_The request_: Look through the material below and count the lines with the string "system". Report only the count.

━━ Records ━━

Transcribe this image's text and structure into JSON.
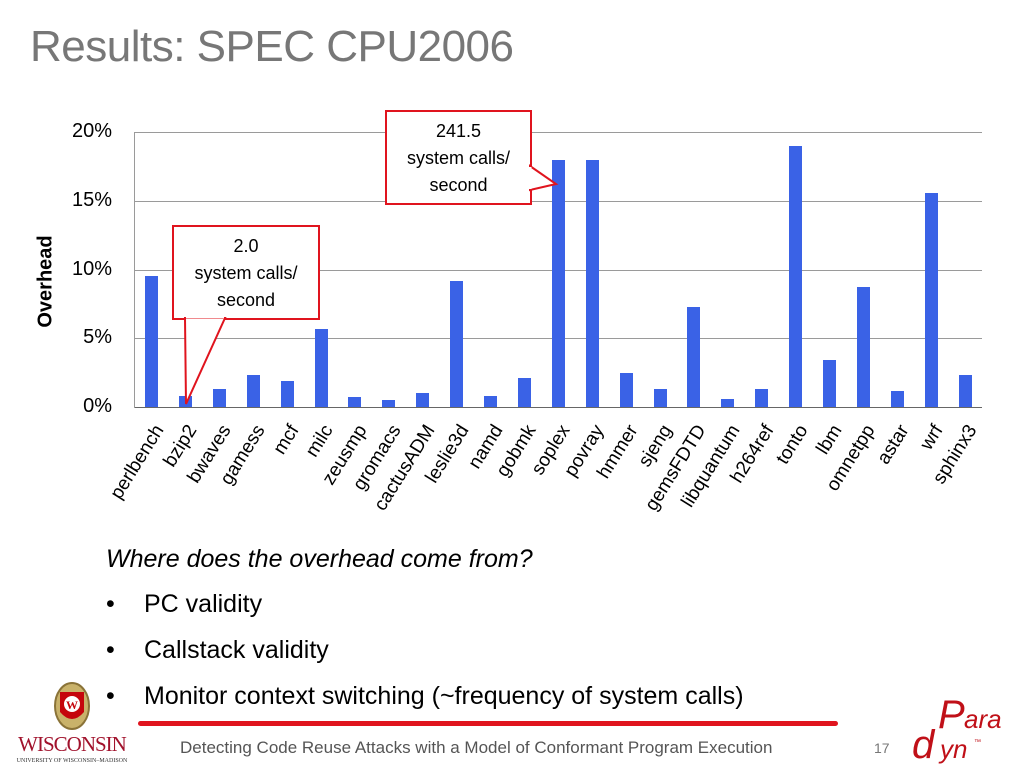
{
  "slide": {
    "title": "Results: SPEC CPU2006",
    "question": "Where does the overhead come from?",
    "bullets": [
      "PC validity",
      "Callstack validity",
      "Monitor context switching (~frequency of system calls)"
    ],
    "bullet_glyph": "•",
    "footer": "Detecting Code Reuse Attacks with a Model of Conformant Program Execution",
    "page_number": "17",
    "logos": {
      "left": {
        "name": "WISCONSIN",
        "subtitle": "UNIVERSITY OF WISCONSIN–MADISON",
        "crest_letter": "W"
      },
      "right": {
        "top": "ara",
        "big_p": "P",
        "bottom": "yn",
        "big_d": "d",
        "tm": "™"
      }
    },
    "callouts": [
      {
        "line1": "2.0",
        "line2": "system calls/",
        "line3": "second",
        "target": "bzip2"
      },
      {
        "line1": "241.5",
        "line2": "system calls/",
        "line3": "second",
        "target": "soplex"
      }
    ]
  },
  "colors": {
    "bar": "#3a62e6",
    "callout_border": "#e0141e",
    "title": "#777777",
    "accent_line": "#e0141e"
  },
  "chart_data": {
    "type": "bar",
    "title": "",
    "xlabel": "",
    "ylabel": "Overhead",
    "ylim": [
      0,
      20
    ],
    "yticks": [
      "0%",
      "5%",
      "10%",
      "15%",
      "20%"
    ],
    "grid": true,
    "legend": null,
    "categories": [
      "perlbench",
      "bzip2",
      "bwaves",
      "gamess",
      "mcf",
      "milc",
      "zeusmp",
      "gromacs",
      "cactusADM",
      "leslie3d",
      "namd",
      "gobmk",
      "soplex",
      "povray",
      "hmmer",
      "sjeng",
      "gemsFDTD",
      "libquantum",
      "h264ref",
      "tonto",
      "lbm",
      "omnetpp",
      "astar",
      "wrf",
      "sphinx3"
    ],
    "values": [
      9.5,
      0.8,
      1.3,
      2.3,
      1.9,
      5.7,
      0.7,
      0.5,
      1.0,
      9.2,
      0.8,
      2.1,
      18.0,
      18.0,
      2.5,
      1.3,
      7.3,
      0.6,
      1.3,
      19.0,
      3.4,
      8.7,
      1.2,
      15.6,
      2.3
    ],
    "unit": "%",
    "annotations": [
      {
        "category": "bzip2",
        "text": "2.0 system calls/ second"
      },
      {
        "category": "soplex",
        "text": "241.5 system calls/ second"
      }
    ]
  }
}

━━━

_Solution_: 5